[start SUPPLIED MATERIAL]

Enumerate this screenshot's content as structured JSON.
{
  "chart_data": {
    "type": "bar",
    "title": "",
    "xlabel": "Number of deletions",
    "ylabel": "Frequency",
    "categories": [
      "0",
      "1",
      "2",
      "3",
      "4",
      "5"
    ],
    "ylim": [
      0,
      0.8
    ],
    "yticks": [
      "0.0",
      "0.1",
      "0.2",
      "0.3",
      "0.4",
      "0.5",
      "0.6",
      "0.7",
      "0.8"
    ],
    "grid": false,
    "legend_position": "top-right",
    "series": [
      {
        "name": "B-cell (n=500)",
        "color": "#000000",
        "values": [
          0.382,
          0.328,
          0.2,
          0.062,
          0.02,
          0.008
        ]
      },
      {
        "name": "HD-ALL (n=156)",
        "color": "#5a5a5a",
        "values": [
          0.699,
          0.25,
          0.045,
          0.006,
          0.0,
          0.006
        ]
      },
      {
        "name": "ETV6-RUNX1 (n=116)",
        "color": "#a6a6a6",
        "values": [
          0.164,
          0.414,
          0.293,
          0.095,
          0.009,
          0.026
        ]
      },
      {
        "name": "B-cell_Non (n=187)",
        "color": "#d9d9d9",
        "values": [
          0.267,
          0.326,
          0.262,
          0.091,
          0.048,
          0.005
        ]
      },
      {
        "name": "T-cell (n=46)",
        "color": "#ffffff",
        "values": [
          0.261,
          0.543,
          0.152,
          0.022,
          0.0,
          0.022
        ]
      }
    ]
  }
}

[end SUPPLIED MATERIAL]

• **REQUIRED WORK**:
Gather each line of the listing that holds the string "name".

• **OUTPUT**:
        "name": "B-cell (n=500)",
        "name": "HD-ALL (n=156)",
        "name": "ETV6-RUNX1 (n=116)",
        "name": "B-cell_Non (n=187)",
        "name": "T-cell (n=46)",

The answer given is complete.